● Challenge
Records follow. Copy every line with "Sonore".

## begin Material provided

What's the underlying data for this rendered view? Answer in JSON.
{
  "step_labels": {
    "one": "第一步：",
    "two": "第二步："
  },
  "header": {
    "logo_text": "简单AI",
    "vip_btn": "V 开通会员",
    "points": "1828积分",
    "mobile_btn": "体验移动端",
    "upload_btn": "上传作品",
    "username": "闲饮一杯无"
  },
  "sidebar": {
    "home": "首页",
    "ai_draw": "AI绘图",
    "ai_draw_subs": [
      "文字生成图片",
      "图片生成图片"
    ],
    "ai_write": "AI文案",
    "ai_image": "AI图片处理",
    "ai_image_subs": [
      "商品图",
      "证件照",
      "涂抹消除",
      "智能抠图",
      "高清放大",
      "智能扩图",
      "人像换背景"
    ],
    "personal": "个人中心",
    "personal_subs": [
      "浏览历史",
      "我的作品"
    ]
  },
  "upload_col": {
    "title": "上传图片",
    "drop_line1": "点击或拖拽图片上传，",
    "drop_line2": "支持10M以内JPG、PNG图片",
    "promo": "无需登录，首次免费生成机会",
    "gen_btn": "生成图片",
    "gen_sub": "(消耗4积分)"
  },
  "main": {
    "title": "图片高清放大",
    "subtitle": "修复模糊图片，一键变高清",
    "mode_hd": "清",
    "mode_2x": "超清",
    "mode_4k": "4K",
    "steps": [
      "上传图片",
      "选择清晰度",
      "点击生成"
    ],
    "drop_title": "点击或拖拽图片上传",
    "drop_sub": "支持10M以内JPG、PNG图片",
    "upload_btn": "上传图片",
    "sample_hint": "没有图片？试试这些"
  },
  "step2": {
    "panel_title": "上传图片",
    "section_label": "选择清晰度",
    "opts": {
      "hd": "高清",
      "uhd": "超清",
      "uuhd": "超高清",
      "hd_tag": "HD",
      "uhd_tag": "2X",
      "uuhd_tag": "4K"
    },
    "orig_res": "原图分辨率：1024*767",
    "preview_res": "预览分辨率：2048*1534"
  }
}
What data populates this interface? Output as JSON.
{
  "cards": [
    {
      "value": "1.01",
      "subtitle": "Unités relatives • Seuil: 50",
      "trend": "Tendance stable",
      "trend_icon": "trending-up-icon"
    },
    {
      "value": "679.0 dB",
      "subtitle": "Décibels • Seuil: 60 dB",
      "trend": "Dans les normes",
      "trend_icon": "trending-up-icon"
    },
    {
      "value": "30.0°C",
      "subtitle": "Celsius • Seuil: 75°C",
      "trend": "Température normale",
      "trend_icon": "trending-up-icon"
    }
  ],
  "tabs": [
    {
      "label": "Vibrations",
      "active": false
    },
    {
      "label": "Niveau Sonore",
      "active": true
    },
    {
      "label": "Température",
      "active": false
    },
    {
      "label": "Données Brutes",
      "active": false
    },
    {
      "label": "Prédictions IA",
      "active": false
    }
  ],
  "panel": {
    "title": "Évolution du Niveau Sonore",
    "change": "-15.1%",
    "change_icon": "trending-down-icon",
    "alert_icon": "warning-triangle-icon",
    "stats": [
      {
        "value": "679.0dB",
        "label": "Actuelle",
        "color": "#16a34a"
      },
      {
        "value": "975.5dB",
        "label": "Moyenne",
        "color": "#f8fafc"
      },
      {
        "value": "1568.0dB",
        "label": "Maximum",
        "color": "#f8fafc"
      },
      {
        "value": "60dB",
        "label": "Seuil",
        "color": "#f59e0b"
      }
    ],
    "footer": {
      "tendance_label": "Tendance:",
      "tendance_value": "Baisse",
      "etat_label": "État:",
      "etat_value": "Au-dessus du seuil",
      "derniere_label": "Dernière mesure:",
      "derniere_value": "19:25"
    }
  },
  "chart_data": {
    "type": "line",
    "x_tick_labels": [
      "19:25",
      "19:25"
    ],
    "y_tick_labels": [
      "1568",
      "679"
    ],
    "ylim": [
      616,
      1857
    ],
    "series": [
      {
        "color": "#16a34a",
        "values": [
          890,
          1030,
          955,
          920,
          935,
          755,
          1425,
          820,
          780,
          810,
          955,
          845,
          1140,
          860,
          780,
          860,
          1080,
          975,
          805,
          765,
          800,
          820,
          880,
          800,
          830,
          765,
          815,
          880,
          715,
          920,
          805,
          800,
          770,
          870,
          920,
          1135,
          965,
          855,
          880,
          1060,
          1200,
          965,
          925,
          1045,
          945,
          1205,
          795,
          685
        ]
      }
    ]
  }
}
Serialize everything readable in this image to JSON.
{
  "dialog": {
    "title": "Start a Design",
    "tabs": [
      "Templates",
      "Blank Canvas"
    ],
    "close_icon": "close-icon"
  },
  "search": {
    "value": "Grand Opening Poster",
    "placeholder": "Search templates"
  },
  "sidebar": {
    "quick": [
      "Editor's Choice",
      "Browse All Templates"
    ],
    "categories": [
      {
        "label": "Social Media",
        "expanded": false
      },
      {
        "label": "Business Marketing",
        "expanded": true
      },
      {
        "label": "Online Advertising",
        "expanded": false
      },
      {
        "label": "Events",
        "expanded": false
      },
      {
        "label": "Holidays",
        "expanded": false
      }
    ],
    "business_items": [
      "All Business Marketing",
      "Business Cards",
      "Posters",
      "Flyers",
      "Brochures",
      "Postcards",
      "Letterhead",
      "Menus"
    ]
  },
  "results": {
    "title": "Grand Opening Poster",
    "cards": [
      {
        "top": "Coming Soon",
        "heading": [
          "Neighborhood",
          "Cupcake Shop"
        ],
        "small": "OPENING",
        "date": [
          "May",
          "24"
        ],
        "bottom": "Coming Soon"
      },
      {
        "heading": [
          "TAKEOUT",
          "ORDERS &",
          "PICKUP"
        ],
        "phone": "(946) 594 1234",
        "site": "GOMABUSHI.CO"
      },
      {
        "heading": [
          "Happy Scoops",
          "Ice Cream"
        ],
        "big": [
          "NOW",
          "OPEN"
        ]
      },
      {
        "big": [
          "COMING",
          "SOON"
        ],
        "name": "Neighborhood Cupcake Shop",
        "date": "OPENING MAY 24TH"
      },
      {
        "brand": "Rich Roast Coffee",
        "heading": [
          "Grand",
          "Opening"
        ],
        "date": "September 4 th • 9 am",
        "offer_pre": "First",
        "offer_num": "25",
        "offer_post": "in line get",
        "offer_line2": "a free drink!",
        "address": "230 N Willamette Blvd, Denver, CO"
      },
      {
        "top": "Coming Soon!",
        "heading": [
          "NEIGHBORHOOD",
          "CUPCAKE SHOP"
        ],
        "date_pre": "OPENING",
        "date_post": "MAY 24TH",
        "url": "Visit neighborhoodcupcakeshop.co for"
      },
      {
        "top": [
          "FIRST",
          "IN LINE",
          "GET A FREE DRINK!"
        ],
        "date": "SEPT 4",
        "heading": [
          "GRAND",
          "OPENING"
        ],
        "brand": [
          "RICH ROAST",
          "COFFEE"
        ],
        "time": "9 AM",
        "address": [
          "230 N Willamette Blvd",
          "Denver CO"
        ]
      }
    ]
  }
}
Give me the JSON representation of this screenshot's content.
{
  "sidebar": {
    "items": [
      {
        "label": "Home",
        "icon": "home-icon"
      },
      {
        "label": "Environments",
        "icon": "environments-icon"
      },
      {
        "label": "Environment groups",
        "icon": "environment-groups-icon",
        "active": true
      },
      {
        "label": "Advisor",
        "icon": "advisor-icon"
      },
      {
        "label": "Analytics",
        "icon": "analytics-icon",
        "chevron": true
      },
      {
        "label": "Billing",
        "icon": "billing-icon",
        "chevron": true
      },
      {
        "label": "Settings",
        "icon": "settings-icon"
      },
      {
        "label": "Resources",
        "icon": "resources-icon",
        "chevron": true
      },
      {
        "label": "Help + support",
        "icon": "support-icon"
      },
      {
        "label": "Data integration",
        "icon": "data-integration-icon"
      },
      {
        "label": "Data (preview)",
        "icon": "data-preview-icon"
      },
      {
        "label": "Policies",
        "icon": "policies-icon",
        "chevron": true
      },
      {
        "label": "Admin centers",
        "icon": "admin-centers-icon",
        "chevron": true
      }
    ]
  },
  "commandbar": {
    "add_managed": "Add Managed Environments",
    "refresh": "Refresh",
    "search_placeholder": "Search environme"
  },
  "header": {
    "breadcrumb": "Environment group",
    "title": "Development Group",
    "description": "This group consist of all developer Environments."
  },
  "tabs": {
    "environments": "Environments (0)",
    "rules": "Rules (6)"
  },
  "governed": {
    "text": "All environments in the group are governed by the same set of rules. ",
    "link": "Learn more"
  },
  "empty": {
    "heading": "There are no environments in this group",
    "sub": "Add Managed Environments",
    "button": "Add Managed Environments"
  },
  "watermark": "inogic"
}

## end Material provided

● The response
      "label": "Niveau Sonore",
    "title": "Évolution du Niveau Sonore",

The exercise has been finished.